::: Texte à lire :::

L'évolution humaine et religieuse de Charles de Foucauld s'explique par sa rencontre avec l'Islam. On peut le compter parmi ces Français de la Belle Époque, tels Ernest Psichari ou Louis Massignon, que le contact avec la religion du Prophète a arrachés à un athéisme ou à une incroyance de type positiviste et reconduits à la foi chrétienne.
Le « marabout chrétien » et l'armée française au Sahara
En 1890 il devient moine trappiste. En 1901, ayant quitté la Trappe, il se fait ordonner prêtre. Puis il s'installe au Sahara à Béni-Abbès, puis dans le Hoggar. À cette époque, les Territoires du sud ne sont pas rattachés aux départements français d'Algérie mais soumis à l'administration militaire. Très peu nombreux, soucieux de conquérir les Sahariens plus par l'action psychologique que par la force, les militaires ont besoin de Charles de Foucauld ès qualités de prêtre-ermite ou, si l'on veut, de « marabout chrétien », afin de dissiper une rumeur ruineuse pour le prestige du conquérant. Cette rumeur parcourt la société maghrébine, dès que les fidèles de l'Islam commencent à se faire quelque idée du mouvement de sécularisation et de laïcisation qui parcourt la société française : l'occupant ne serait même pas chrétien. Si les Français n'ont plus de religion, qu'adviendra-t-il de leur prestige en milieu musulman ? Cette question n'est même pas concevable au nord de la Méditerranée. Charles de Foucauld permet aux militaires établis au Sahara d'être des croyants par procuration. Voilà au moins un Français qu'on voit prier ! Tout en étant resté très proche du milieu militaire et y comptant de solides amitiés, Charles de Foucauld est parfaitement conscient du risque d'être ainsi instrumentalisé. Mais sans l'autorisation de l'armée, ou sans sa protection, il ne peut être question de s'établir au Sahara.

::: Entrées du corpus :::

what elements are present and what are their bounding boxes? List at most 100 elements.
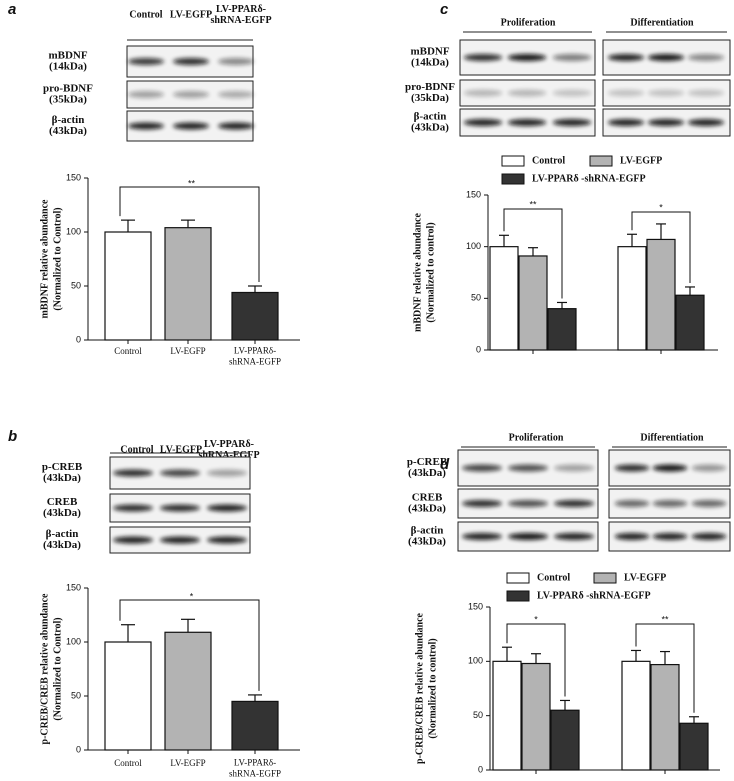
legend-label: LV-EGFP (624, 572, 666, 583)
panel-letter: c (440, 1, 449, 18)
x-tick-label: LV-PPARδ- (234, 758, 276, 768)
blot-band (607, 119, 645, 126)
blot-band (508, 500, 548, 507)
significance-bracket (119, 186, 260, 282)
significance-label: ** (529, 199, 537, 209)
y-axis-label: p-CREB/CREB relative abundance (414, 612, 425, 764)
blot-band (160, 469, 200, 477)
blot-row-label: (14kDa) (411, 57, 449, 69)
blot-row-label: mBDNF (48, 50, 87, 62)
y-axis-label: (Normalized to Control) (52, 207, 63, 310)
legend-label: Control (532, 155, 565, 166)
blot-row-label: CREB (47, 496, 78, 508)
significance-bracket (119, 599, 260, 691)
y-axis-label: mBDNF relative abundance (412, 212, 423, 331)
blot-band (218, 122, 254, 130)
blot-row-label: (35kDa) (49, 94, 87, 106)
blot-band (647, 54, 685, 61)
blot-band (462, 464, 502, 472)
blot-band (552, 54, 592, 61)
blot-band (173, 91, 209, 98)
blot-band (614, 464, 650, 472)
blot-row-label: β-actin (52, 114, 85, 126)
blot-band (614, 500, 650, 507)
x-tick-label: LV-EGFP (170, 346, 205, 356)
blot-band (652, 533, 688, 540)
blot-band (128, 58, 164, 65)
y-tick-label: 100 (66, 636, 81, 646)
blot-band (691, 533, 727, 540)
bar (104, 641, 152, 751)
legend-label: LV-PPARδ -shRNA-EGFP (537, 590, 651, 601)
blot-band (128, 91, 164, 98)
column-header: Differentiation (630, 17, 694, 28)
blot-band (462, 533, 502, 540)
column-header: shRNA-EGFP (210, 15, 271, 26)
blot-band (554, 533, 594, 540)
legend-swatch (506, 572, 530, 584)
x-tick-label: shRNA-EGFP (229, 769, 281, 779)
column-header: Control (129, 9, 162, 20)
y-axis-label: (Normalized to Control) (52, 617, 63, 720)
blot-row-label: (43kDa) (411, 122, 449, 134)
legend-swatch (506, 590, 530, 602)
significance-label: ** (188, 178, 196, 188)
bar (547, 308, 577, 351)
y-axis-label: mBDNF relative abundance (39, 199, 50, 318)
bar (231, 700, 279, 751)
legend-swatch (593, 572, 617, 584)
blot-band (607, 89, 645, 97)
blot-band (687, 119, 725, 126)
legend-label: Control (537, 572, 570, 583)
bar (679, 722, 709, 771)
bar (675, 294, 705, 351)
y-tick-label: 100 (466, 241, 481, 251)
blot-row-label: (14kDa) (49, 61, 87, 73)
blot-band (463, 54, 503, 61)
blot-row-label: (43kDa) (43, 472, 81, 484)
significance-bracket (631, 211, 691, 283)
y-tick-label: 150 (468, 601, 483, 611)
blot-band (463, 119, 503, 126)
blot-row-label: (43kDa) (408, 536, 446, 548)
significance-label: * (659, 202, 663, 212)
blot-band (207, 536, 247, 544)
blot-band (113, 536, 153, 544)
column-header: shRNA-EGFP (198, 450, 259, 461)
blot-band (507, 54, 547, 61)
blot-band (160, 536, 200, 544)
y-tick-label: 0 (478, 764, 483, 774)
blot-band (607, 54, 645, 61)
blot-row-label: (43kDa) (408, 503, 446, 515)
x-tick-label: shRNA-EGFP (229, 357, 281, 367)
blot-band (647, 89, 685, 97)
blot-row-label: p-CREB (407, 456, 448, 468)
blot-row-label: p-CREB (42, 461, 83, 473)
blot-band (218, 91, 254, 98)
bar (231, 291, 279, 341)
blot-band (507, 119, 547, 126)
blot-band (462, 500, 502, 507)
significance-label: * (190, 591, 194, 601)
blot-band (508, 464, 548, 472)
y-tick-label: 50 (71, 280, 81, 290)
blot-row-label: pro-BDNF (43, 83, 93, 95)
blot-row-label: (43kDa) (408, 467, 446, 479)
significance-label: * (534, 614, 538, 624)
significance-bracket (503, 208, 563, 299)
bar (492, 660, 522, 771)
column-header: LV-PPARδ- (216, 4, 266, 15)
blot-row-label: (43kDa) (43, 539, 81, 551)
blot-band (173, 122, 209, 130)
significance-bracket (635, 623, 695, 713)
bar (646, 238, 676, 351)
significance-bracket (506, 623, 566, 697)
y-tick-label: 150 (466, 189, 481, 199)
blot-band (507, 89, 547, 97)
y-axis-label: (Normalized to control) (427, 638, 438, 738)
bar (617, 246, 647, 351)
blot-row-label: CREB (412, 492, 443, 504)
column-header: Proliferation (501, 17, 556, 28)
y-tick-label: 100 (66, 226, 81, 236)
bar (521, 662, 551, 771)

:::

Consignes:
(1) Résumez en deux phrases le texte sur Charles de Foucauld.
(2) Selon le texte sur Charles de Foucauld, en quelle année devient-il moine trappiste ?

Réponses aux consignes:
(1) Revenu à la foi chrétienne au contact de l'Islam, Charles de Foucauld devient moine trappiste en 1890, est ordonné prêtre en 1901, puis s'installe au Sahara, à Béni-Abbès puis dans le Hoggar. Les militaires qui administrent alors ces territoires ont besoin de lui comme « marabout chrétien » pour dissiper la rumeur selon laquelle l'occupant ne serait même pas chrétien, et lui, conscient du risque d'être instrumentalisé, ne peut s'établir au Sahara sans l'autorisation ou la protection de l'armée.

(2) En 1890.